*To do*.
Reproduce every one of the rows below word for word, omitting the pictures.

*Region and label listings*.
####

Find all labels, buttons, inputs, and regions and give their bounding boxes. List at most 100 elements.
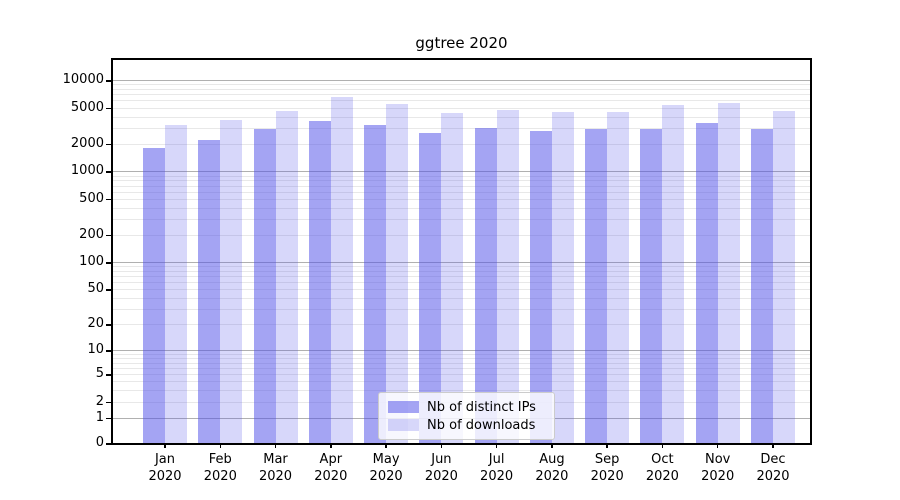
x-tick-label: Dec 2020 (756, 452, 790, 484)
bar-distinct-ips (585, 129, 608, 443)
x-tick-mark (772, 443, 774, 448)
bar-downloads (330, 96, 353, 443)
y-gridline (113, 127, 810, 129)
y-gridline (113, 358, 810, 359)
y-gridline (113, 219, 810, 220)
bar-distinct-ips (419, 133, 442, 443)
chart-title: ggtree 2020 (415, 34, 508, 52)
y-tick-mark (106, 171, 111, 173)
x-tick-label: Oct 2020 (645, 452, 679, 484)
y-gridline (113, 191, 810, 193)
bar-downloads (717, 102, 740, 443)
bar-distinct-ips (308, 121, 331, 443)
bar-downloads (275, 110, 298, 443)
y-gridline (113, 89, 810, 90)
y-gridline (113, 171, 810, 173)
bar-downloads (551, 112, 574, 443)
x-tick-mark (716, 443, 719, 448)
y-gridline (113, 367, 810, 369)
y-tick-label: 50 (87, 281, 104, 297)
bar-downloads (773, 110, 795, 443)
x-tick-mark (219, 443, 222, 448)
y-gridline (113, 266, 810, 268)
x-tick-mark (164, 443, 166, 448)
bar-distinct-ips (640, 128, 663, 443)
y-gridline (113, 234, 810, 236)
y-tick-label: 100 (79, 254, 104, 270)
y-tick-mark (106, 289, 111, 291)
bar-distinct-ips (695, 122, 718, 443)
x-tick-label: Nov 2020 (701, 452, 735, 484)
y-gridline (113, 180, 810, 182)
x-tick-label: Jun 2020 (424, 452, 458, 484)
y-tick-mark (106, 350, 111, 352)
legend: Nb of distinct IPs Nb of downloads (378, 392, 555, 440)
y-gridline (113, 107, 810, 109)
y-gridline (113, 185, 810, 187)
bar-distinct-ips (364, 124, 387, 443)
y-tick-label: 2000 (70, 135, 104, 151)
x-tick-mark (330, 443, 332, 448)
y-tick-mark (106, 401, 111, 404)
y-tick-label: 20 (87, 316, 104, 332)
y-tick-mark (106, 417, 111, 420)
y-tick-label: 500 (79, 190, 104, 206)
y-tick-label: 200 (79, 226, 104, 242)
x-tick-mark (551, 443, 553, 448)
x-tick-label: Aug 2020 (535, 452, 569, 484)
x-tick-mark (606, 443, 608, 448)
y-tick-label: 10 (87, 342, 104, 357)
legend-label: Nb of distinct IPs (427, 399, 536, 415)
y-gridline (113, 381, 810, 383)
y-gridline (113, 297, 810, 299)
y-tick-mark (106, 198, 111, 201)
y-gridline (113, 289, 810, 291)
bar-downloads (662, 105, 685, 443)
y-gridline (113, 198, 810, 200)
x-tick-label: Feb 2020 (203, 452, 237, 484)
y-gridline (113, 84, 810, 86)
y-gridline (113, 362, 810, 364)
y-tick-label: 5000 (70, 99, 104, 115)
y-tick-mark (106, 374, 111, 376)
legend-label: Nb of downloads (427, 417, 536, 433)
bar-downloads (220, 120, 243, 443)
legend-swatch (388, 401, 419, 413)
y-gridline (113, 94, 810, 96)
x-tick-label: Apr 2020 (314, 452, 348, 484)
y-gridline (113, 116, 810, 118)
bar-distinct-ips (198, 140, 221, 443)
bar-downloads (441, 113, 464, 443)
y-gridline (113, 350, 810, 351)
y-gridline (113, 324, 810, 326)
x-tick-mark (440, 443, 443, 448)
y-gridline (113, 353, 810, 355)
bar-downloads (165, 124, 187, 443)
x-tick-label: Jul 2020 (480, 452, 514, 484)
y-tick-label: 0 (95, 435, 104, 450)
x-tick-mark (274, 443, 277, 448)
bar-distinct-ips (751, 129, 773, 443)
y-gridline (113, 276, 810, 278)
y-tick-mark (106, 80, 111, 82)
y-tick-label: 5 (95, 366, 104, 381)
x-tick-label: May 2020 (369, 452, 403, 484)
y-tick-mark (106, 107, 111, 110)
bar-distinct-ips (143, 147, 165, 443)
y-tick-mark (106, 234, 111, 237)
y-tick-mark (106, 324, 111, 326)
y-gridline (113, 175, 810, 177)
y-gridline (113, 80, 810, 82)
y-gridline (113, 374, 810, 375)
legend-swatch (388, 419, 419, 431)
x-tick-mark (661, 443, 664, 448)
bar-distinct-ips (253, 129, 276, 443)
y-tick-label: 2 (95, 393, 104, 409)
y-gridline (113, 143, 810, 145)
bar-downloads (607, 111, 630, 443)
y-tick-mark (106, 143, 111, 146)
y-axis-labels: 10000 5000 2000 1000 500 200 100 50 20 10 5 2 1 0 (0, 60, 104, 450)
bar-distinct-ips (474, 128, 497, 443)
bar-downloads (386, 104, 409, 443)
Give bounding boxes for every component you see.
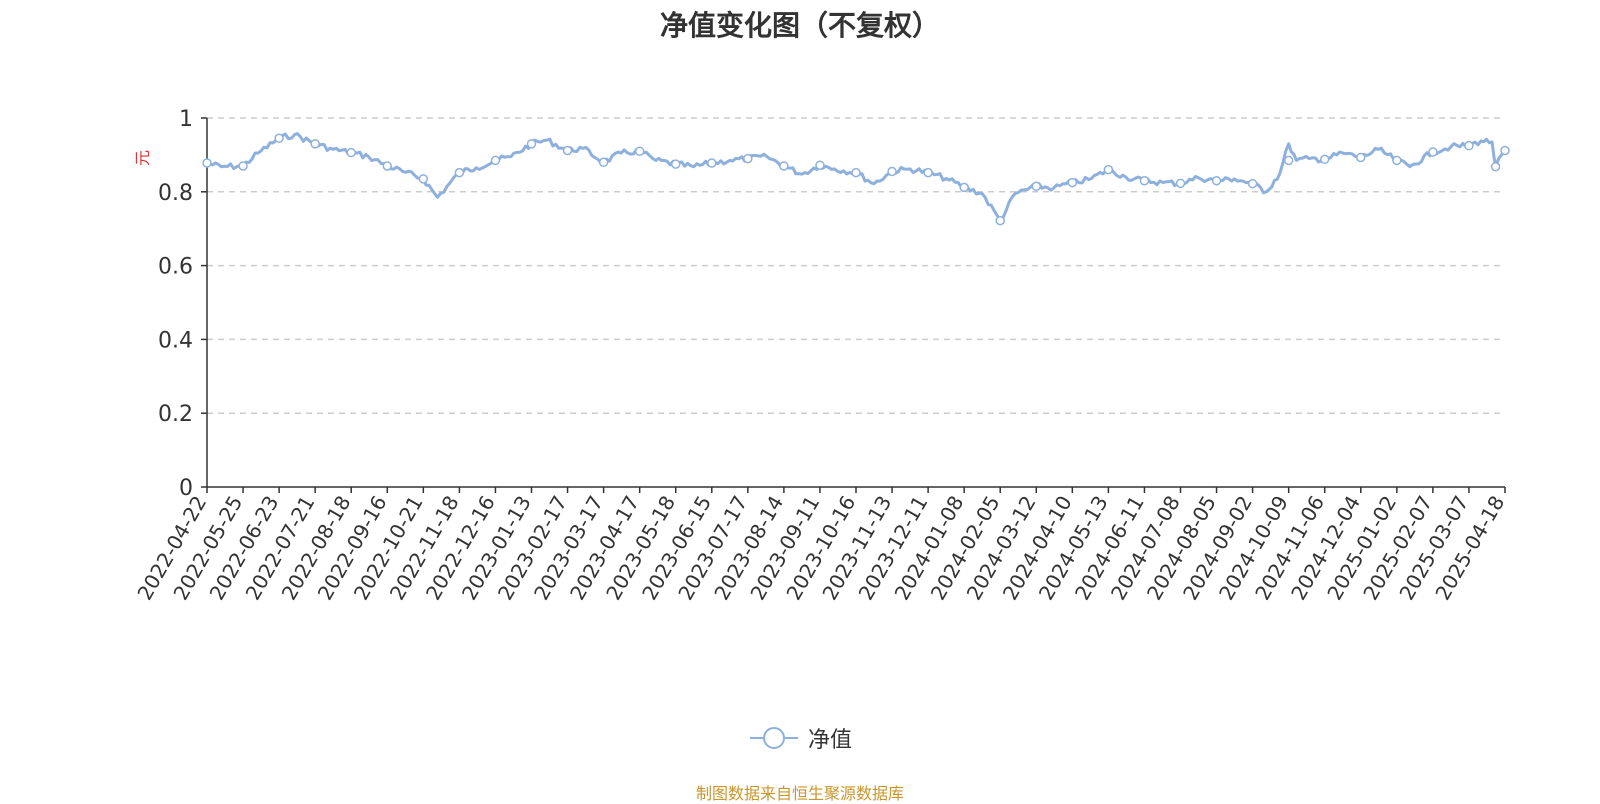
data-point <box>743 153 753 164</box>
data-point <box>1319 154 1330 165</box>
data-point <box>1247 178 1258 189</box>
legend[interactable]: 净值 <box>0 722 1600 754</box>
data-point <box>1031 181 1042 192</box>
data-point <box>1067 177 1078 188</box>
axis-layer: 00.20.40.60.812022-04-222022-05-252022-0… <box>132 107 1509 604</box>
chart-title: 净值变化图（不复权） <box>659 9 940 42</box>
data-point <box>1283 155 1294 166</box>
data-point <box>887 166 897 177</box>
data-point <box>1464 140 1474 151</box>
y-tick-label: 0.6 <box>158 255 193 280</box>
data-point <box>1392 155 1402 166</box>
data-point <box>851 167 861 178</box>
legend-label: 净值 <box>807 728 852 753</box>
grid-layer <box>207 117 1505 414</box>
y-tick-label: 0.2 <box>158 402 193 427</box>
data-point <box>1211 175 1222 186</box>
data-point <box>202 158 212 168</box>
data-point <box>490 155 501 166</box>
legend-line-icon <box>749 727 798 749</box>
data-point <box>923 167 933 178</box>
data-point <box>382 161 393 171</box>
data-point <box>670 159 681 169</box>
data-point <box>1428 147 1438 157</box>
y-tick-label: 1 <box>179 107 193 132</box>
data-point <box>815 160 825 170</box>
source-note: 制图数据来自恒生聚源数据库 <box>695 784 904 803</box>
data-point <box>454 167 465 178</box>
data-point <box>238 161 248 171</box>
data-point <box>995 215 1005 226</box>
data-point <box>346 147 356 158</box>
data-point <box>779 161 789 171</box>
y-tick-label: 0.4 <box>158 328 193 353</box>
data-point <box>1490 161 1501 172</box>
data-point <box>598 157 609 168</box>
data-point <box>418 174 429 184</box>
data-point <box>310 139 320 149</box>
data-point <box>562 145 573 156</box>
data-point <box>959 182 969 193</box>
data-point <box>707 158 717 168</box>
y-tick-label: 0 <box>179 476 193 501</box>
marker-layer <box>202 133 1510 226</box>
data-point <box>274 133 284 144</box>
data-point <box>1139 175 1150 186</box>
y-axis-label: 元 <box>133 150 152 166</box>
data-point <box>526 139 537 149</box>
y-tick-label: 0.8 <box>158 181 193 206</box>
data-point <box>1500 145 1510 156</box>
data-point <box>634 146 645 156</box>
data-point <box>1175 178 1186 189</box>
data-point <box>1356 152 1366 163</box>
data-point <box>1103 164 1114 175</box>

####

*Written reply*.
Find all labels, buttons, inputs, and regions and give their bounding boxes. List at most 100 elements.
x-tick-label: Dec 2020 (756, 452, 790, 484)
bar-distinct-ips (585, 129, 608, 443)
x-tick-mark (772, 443, 774, 448)
bar-downloads (330, 96, 353, 443)
y-gridline (113, 127, 810, 129)
y-gridline (113, 358, 810, 359)
y-gridline (113, 219, 810, 220)
bar-distinct-ips (419, 133, 442, 443)
chart-title: ggtree 2020 (415, 34, 508, 52)
y-tick-mark (106, 171, 111, 173)
x-tick-label: Oct 2020 (645, 452, 679, 484)
y-gridline (113, 191, 810, 193)
bar-downloads (717, 102, 740, 443)
bar-distinct-ips (308, 121, 331, 443)
bar-downloads (275, 110, 298, 443)
y-gridline (113, 89, 810, 90)
y-gridline (113, 171, 810, 173)
bar-downloads (551, 112, 574, 443)
x-tick-mark (716, 443, 719, 448)
y-gridline (113, 367, 810, 369)
y-tick-label: 50 (87, 281, 104, 297)
bar-downloads (773, 110, 795, 443)
x-tick-mark (219, 443, 222, 448)
y-gridline (113, 266, 810, 268)
x-tick-mark (164, 443, 166, 448)
bar-distinct-ips (640, 128, 663, 443)
y-gridline (113, 234, 810, 236)
y-tick-label: 100 (79, 254, 104, 270)
y-tick-mark (106, 289, 111, 291)
bar-distinct-ips (695, 122, 718, 443)
x-tick-label: Nov 2020 (701, 452, 735, 484)
y-gridline (113, 180, 810, 182)
x-tick-label: Jun 2020 (424, 452, 458, 484)
y-tick-mark (106, 350, 111, 352)
legend: Nb of distinct IPs Nb of downloads (378, 392, 555, 440)
y-gridline (113, 107, 810, 109)
y-gridline (113, 185, 810, 187)
bar-distinct-ips (364, 124, 387, 443)
y-tick-label: 2000 (70, 135, 104, 151)
x-tick-mark (330, 443, 332, 448)
y-tick-mark (106, 401, 111, 404)
y-tick-label: 20 (87, 316, 104, 332)
y-tick-mark (106, 417, 111, 420)
y-tick-label: 500 (79, 190, 104, 206)
y-tick-label: 200 (79, 226, 104, 242)
x-tick-mark (551, 443, 553, 448)
x-tick-label: Aug 2020 (535, 452, 569, 484)
x-tick-mark (606, 443, 608, 448)
y-tick-label: 10 (87, 342, 104, 357)
legend-label: Nb of distinct IPs (427, 399, 536, 415)
y-gridline (113, 381, 810, 383)
y-gridline (113, 297, 810, 299)
y-tick-mark (106, 198, 111, 201)
y-gridline (113, 289, 810, 291)
bar-downloads (662, 105, 685, 443)
y-gridline (113, 198, 810, 200)
x-tick-label: Feb 2020 (203, 452, 237, 484)
y-gridline (113, 84, 810, 86)
y-gridline (113, 362, 810, 364)
y-tick-label: 5000 (70, 99, 104, 115)
y-tick-mark (106, 374, 111, 376)
legend-label: Nb of downloads (427, 417, 536, 433)
bar-downloads (220, 120, 243, 443)
legend-swatch (388, 401, 419, 413)
y-gridline (113, 94, 810, 96)
x-tick-label: Apr 2020 (314, 452, 348, 484)
y-gridline (113, 116, 810, 118)
bar-distinct-ips (198, 140, 221, 443)
bar-downloads (441, 113, 464, 443)
y-gridline (113, 350, 810, 351)
y-gridline (113, 324, 810, 326)
x-tick-mark (440, 443, 443, 448)
y-gridline (113, 353, 810, 355)
bar-downloads (165, 124, 187, 443)
x-tick-label: Jul 2020 (480, 452, 514, 484)
y-tick-label: 0 (95, 435, 104, 450)
x-tick-mark (274, 443, 277, 448)
bar-distinct-ips (751, 129, 773, 443)
y-gridline (113, 276, 810, 278)
y-tick-mark (106, 80, 111, 82)
y-tick-label: 5 (95, 366, 104, 381)
x-tick-label: May 2020 (369, 452, 403, 484)
y-tick-mark (106, 107, 111, 110)
bar-distinct-ips (143, 147, 165, 443)
y-tick-mark (106, 234, 111, 237)
y-tick-mark (106, 324, 111, 326)
y-gridline (113, 175, 810, 177)
y-gridline (113, 80, 810, 82)
y-gridline (113, 374, 810, 375)
legend-swatch (388, 419, 419, 431)
x-tick-mark (661, 443, 664, 448)
bar-distinct-ips (253, 129, 276, 443)
y-tick-label: 2 (95, 393, 104, 409)
y-gridline (113, 143, 810, 145)
bar-downloads (607, 111, 630, 443)
y-tick-mark (106, 143, 111, 146)
y-axis-labels: 10000 5000 2000 1000 500 200 100 50 20 10 5 2 1 0 (0, 60, 104, 450)
bar-distinct-ips (474, 128, 497, 443)
bar-downloads (386, 104, 409, 443)
Give bounding boxes for every component you see.
data-point <box>743 153 753 164</box>
data-point <box>1319 154 1330 165</box>
data-point <box>1247 178 1258 189</box>
legend[interactable]: 净值 <box>0 722 1600 754</box>
data-point <box>1031 181 1042 192</box>
data-point <box>1067 177 1078 188</box>
axis-layer: 00.20.40.60.812022-04-222022-05-252022-0… <box>132 107 1509 604</box>
chart-title: 净值变化图（不复权） <box>659 9 940 42</box>
data-point <box>1283 155 1294 166</box>
data-point <box>887 166 897 177</box>
data-point <box>1464 140 1474 151</box>
y-tick-label: 0.6 <box>158 255 193 280</box>
data-point <box>1392 155 1402 166</box>
data-point <box>851 167 861 178</box>
legend-label: 净值 <box>807 728 852 753</box>
grid-layer <box>207 117 1505 414</box>
y-tick-label: 0.2 <box>158 402 193 427</box>
data-point <box>1211 175 1222 186</box>
data-point <box>202 158 212 168</box>
data-point <box>490 155 501 166</box>
legend-line-icon <box>749 727 798 749</box>
data-point <box>923 167 933 178</box>
data-point <box>382 161 393 171</box>
data-point <box>670 159 681 169</box>
data-point <box>1428 147 1438 157</box>
y-tick-label: 1 <box>179 107 193 132</box>
data-point <box>815 160 825 170</box>
source-note: 制图数据来自恒生聚源数据库 <box>695 784 904 803</box>
data-point <box>454 167 465 178</box>
data-point <box>238 161 248 171</box>
data-point <box>995 215 1005 226</box>
data-point <box>346 147 356 158</box>
data-point <box>779 161 789 171</box>
y-tick-label: 0.4 <box>158 328 193 353</box>
data-point <box>1490 161 1501 172</box>
data-point <box>598 157 609 168</box>
data-point <box>418 174 429 184</box>
data-point <box>310 139 320 149</box>
data-point <box>562 145 573 156</box>
data-point <box>959 182 969 193</box>
data-point <box>707 158 717 168</box>
y-tick-label: 0 <box>179 476 193 501</box>
marker-layer <box>202 133 1510 226</box>
data-point <box>274 133 284 144</box>
data-point <box>1139 175 1150 186</box>
y-axis-label: 元 <box>133 150 152 166</box>
data-point <box>526 139 537 149</box>
y-tick-label: 0.8 <box>158 181 193 206</box>
data-point <box>1500 145 1510 156</box>
data-point <box>634 146 645 156</box>
data-point <box>1175 178 1186 189</box>
data-point <box>1356 152 1366 163</box>
data-point <box>1103 164 1114 175</box>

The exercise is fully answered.